-- start MATERIAL SUPPLIED --

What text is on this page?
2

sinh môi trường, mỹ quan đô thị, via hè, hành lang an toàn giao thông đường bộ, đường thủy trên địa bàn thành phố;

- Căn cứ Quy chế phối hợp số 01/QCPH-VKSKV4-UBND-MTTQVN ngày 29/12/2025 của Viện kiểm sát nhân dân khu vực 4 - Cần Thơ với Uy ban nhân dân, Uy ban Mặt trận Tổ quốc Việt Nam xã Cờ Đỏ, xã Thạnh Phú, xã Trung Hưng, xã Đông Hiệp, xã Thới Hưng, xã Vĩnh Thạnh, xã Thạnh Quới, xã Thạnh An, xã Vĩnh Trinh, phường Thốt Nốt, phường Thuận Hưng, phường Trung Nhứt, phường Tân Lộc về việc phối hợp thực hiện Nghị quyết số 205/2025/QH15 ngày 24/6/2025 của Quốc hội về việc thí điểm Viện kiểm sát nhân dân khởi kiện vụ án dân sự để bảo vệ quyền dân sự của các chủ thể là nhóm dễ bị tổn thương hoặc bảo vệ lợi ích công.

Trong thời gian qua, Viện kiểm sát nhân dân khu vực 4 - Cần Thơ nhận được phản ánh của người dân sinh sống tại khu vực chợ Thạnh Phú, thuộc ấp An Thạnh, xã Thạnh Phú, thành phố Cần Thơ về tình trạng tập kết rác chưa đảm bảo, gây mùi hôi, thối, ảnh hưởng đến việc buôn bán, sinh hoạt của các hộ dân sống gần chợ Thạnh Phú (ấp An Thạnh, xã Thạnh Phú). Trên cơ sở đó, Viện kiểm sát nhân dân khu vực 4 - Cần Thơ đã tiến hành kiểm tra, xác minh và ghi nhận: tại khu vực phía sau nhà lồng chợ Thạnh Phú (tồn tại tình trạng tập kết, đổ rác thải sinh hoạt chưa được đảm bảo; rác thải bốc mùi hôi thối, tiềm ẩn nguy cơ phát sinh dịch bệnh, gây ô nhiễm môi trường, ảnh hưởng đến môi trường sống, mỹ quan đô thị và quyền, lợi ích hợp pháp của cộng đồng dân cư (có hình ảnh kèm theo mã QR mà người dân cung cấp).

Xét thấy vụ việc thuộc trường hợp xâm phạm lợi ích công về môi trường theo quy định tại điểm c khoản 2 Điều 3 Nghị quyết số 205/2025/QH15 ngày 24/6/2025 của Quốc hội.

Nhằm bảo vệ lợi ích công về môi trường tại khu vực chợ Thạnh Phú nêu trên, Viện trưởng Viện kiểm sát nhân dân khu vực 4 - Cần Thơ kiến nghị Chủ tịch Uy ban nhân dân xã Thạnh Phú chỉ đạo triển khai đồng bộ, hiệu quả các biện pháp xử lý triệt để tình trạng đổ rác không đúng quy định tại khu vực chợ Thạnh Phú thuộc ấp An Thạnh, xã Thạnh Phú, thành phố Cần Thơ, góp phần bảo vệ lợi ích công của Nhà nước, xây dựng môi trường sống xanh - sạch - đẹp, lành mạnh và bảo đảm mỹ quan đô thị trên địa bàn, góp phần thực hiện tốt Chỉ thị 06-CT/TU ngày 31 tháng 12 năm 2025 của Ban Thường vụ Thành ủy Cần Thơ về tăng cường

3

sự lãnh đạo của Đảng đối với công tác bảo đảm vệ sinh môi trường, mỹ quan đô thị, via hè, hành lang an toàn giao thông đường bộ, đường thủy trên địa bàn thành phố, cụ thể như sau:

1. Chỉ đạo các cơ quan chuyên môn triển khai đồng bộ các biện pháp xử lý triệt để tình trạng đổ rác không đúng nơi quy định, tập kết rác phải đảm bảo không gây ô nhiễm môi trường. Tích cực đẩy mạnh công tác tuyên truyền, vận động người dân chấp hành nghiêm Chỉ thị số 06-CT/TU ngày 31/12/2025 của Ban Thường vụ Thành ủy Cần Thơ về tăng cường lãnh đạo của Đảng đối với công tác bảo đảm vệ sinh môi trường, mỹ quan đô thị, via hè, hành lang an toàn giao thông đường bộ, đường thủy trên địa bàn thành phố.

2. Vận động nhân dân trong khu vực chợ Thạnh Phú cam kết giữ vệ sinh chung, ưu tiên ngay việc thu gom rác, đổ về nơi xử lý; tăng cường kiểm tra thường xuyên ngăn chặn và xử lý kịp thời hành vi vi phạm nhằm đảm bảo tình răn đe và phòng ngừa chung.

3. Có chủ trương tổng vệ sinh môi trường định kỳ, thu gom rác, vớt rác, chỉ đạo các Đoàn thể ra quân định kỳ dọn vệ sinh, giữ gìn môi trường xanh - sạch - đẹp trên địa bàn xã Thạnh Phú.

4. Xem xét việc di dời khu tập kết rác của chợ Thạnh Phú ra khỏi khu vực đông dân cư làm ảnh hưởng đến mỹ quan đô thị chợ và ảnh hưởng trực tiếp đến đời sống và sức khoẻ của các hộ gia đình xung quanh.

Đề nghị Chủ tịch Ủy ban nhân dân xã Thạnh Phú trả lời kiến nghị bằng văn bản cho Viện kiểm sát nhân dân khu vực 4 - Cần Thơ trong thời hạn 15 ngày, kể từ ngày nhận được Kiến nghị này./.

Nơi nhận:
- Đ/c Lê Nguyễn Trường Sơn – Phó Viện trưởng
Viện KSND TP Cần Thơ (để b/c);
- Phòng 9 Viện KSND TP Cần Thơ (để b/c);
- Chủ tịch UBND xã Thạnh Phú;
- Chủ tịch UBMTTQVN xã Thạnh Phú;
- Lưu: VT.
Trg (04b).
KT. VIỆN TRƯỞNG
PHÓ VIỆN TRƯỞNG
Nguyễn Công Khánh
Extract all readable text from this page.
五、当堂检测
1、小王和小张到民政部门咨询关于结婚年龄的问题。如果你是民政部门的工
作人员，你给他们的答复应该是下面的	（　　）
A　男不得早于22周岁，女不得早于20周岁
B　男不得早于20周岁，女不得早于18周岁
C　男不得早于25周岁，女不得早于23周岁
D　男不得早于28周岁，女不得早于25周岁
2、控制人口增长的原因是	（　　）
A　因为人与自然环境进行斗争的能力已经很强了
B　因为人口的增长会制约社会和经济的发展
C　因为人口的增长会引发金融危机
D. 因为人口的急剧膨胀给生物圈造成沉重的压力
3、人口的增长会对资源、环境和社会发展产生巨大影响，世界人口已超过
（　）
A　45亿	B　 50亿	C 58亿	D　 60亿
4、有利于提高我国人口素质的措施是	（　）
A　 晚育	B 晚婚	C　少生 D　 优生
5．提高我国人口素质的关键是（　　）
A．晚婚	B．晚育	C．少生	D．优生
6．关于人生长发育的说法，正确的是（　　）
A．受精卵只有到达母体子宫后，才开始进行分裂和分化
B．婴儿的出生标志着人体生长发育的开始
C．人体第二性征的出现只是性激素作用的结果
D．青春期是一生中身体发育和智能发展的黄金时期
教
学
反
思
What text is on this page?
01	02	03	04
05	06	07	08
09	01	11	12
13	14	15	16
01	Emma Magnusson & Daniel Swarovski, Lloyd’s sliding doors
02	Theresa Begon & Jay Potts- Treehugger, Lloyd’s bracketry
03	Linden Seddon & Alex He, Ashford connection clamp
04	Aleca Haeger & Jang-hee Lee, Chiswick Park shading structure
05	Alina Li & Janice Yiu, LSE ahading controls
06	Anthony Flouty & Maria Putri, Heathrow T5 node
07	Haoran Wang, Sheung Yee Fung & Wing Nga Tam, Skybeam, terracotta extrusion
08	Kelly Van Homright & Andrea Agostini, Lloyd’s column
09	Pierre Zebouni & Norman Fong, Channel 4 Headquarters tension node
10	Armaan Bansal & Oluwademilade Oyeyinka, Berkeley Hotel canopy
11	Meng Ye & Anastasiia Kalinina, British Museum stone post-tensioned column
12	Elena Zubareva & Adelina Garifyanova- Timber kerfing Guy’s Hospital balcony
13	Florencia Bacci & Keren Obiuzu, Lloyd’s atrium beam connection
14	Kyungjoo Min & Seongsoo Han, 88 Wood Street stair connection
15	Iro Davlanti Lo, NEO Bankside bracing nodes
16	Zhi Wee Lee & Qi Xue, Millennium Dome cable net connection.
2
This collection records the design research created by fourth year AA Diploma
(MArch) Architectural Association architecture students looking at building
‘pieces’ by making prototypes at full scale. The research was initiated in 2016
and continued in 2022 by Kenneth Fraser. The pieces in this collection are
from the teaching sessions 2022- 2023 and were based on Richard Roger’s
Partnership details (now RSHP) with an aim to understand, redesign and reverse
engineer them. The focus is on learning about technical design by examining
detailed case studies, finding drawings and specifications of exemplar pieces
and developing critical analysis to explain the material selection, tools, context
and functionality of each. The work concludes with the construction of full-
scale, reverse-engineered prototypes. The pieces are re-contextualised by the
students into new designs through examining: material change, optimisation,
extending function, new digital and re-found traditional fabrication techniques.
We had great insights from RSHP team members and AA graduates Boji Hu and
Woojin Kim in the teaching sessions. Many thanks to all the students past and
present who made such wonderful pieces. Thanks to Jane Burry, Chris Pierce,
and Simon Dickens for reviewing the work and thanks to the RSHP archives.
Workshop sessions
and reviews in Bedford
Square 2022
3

-- end MATERIAL SUPPLIED --

OBJECTIVE
Count how many lines in the data above hold the string "connection", and give the number with no other words.

SOLUTION
4